» Your instructions:
Gather up every line from the entries below that uses the word "товаров".

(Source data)
——————————

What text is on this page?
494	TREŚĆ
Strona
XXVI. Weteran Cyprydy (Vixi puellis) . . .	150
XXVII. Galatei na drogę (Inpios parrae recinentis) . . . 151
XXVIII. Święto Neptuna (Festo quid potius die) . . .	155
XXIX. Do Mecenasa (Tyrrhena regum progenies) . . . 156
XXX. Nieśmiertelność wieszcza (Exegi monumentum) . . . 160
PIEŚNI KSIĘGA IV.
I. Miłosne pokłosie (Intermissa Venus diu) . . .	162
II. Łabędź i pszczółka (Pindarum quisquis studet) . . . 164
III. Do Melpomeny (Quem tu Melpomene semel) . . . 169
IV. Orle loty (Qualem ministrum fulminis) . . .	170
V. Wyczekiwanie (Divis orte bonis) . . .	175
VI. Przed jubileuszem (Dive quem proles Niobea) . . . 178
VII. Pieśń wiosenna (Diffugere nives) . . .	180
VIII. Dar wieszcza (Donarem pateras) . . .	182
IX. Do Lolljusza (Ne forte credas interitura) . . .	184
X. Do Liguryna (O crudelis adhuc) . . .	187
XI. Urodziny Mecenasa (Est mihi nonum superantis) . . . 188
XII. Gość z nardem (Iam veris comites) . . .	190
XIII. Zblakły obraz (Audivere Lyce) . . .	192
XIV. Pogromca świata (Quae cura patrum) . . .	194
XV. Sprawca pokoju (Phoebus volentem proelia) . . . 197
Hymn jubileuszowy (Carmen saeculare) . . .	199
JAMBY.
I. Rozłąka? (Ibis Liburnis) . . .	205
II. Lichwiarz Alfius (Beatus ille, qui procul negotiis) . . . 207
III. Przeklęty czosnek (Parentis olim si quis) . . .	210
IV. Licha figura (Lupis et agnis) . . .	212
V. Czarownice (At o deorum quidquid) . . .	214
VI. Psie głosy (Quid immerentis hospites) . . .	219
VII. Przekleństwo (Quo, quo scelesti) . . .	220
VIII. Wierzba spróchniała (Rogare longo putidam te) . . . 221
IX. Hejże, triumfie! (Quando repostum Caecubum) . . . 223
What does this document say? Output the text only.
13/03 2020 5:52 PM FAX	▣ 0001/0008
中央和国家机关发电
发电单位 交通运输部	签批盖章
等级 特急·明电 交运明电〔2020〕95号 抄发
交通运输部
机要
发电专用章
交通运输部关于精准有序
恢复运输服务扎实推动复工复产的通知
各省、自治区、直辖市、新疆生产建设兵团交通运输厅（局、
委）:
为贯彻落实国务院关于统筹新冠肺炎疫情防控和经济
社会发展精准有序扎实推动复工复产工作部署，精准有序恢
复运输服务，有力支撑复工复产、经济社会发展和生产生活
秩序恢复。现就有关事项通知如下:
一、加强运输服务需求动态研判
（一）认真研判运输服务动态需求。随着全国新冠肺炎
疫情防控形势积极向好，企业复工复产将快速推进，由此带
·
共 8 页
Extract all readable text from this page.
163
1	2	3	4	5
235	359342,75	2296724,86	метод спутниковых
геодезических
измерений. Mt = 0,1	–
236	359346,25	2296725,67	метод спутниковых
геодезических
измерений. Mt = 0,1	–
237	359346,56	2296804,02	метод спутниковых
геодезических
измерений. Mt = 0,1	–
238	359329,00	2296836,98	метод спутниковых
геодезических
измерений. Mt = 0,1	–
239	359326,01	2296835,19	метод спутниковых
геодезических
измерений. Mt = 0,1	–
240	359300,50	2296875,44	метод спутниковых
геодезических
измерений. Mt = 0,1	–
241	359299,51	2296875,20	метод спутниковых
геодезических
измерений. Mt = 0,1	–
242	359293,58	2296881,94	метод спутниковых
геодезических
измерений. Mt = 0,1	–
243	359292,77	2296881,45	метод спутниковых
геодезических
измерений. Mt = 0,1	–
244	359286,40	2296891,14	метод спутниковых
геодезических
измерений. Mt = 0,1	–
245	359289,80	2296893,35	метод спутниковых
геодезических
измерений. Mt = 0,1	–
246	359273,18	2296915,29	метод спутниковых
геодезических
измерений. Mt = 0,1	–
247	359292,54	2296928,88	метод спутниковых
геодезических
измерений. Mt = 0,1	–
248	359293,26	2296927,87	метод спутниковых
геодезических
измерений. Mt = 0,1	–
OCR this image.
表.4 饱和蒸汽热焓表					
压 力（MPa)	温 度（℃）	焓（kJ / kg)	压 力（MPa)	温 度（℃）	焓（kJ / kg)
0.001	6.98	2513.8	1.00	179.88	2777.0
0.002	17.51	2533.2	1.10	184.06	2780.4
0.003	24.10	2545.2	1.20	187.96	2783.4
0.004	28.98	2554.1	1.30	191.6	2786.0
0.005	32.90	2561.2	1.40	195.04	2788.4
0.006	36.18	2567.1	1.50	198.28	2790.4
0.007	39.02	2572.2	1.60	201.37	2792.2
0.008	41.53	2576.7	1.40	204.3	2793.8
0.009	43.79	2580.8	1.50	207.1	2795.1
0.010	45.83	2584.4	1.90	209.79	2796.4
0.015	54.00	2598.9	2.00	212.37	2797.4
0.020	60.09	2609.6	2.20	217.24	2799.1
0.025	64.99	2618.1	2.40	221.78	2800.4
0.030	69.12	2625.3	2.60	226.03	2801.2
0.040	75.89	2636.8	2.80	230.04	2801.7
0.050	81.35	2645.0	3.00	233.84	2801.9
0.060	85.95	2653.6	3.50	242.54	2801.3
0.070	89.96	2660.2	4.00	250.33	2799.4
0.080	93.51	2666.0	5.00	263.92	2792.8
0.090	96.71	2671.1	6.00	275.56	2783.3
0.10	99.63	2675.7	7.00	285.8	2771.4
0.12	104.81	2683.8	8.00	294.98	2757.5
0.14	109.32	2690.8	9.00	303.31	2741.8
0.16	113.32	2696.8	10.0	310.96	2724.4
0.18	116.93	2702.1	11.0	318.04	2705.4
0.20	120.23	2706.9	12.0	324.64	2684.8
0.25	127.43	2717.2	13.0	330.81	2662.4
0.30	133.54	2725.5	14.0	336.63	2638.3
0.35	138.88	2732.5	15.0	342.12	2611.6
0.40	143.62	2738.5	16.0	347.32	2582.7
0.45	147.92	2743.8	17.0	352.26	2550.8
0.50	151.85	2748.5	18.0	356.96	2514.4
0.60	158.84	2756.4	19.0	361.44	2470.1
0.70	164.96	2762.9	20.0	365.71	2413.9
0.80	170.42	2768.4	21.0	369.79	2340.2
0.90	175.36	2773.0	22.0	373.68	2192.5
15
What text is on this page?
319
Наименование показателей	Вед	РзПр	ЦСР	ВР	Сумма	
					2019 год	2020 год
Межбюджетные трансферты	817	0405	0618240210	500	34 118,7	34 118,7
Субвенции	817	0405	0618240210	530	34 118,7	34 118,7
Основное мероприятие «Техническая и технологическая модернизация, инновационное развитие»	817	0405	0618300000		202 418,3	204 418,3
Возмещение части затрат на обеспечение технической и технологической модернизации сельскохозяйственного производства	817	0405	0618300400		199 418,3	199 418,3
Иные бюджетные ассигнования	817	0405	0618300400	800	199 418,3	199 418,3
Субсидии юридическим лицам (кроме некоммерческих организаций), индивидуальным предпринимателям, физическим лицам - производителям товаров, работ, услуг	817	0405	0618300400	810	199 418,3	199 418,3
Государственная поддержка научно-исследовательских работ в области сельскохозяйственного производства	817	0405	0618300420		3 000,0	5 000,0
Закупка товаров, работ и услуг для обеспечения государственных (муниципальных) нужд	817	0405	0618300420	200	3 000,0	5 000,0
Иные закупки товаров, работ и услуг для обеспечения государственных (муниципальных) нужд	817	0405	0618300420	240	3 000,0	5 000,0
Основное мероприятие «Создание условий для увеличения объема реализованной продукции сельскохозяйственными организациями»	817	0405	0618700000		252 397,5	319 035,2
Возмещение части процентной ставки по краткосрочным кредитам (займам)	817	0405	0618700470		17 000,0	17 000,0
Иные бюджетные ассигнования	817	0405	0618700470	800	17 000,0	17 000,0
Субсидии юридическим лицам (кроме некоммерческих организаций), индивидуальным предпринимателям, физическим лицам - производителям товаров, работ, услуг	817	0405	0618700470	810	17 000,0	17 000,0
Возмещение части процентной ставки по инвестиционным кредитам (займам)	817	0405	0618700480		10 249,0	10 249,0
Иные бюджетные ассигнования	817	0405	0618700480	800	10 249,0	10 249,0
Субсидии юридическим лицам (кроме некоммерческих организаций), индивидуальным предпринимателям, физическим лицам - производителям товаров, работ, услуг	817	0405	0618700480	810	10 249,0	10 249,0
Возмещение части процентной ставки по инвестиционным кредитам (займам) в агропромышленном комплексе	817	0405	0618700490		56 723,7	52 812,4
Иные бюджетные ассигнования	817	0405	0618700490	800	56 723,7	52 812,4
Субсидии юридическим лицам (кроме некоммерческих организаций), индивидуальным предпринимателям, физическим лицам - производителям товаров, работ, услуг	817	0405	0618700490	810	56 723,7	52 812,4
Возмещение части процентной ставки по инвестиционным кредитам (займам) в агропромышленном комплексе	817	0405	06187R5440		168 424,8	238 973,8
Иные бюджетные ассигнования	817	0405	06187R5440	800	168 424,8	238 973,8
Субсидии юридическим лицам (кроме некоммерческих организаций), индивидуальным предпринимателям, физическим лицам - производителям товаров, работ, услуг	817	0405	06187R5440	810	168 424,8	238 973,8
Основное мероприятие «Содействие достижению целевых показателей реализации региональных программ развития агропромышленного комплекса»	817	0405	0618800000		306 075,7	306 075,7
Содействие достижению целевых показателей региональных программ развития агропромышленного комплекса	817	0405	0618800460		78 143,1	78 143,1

——————————

» Exercise response:
Субсидии юридическим лицам (кроме некоммерческих организаций), индивидуальным предпринимателям, физическим лицам - производителям товаров, работ, услуг	817	0405	0618300400	810	199 418,3	199 418,3
Закупка товаров, работ и услуг для обеспечения государственных (муниципальных) нужд	817	0405	0618300420	200	3 000,0	5 000,0
Иные закупки товаров, работ и услуг для обеспечения государственных (муниципальных) нужд	817	0405	0618300420	240	3 000,0	5 000,0
Субсидии юридическим лицам (кроме некоммерческих организаций), индивидуальным предпринимателям, физическим лицам - производителям товаров, работ, услуг	817	0405	0618700470	810	17 000,0	17 000,0
Субсидии юридическим лицам (кроме некоммерческих организаций), индивидуальным предпринимателям, физическим лицам - производителям товаров, работ, услуг	817	0405	0618700480	810	10 249,0	10 249,0
Субсидии юридическим лицам (кроме некоммерческих организаций), индивидуальным предпринимателям, физическим лицам - производителям товаров, работ, услуг	817	0405	0618700490	810	56 723,7	52 812,4
Субсидии юридическим лицам (кроме некоммерческих организаций), индивидуальным предпринимателям, физическим лицам - производителям товаров, работ, услуг	817	0405	06187R5440	810	168 424,8	238 973,8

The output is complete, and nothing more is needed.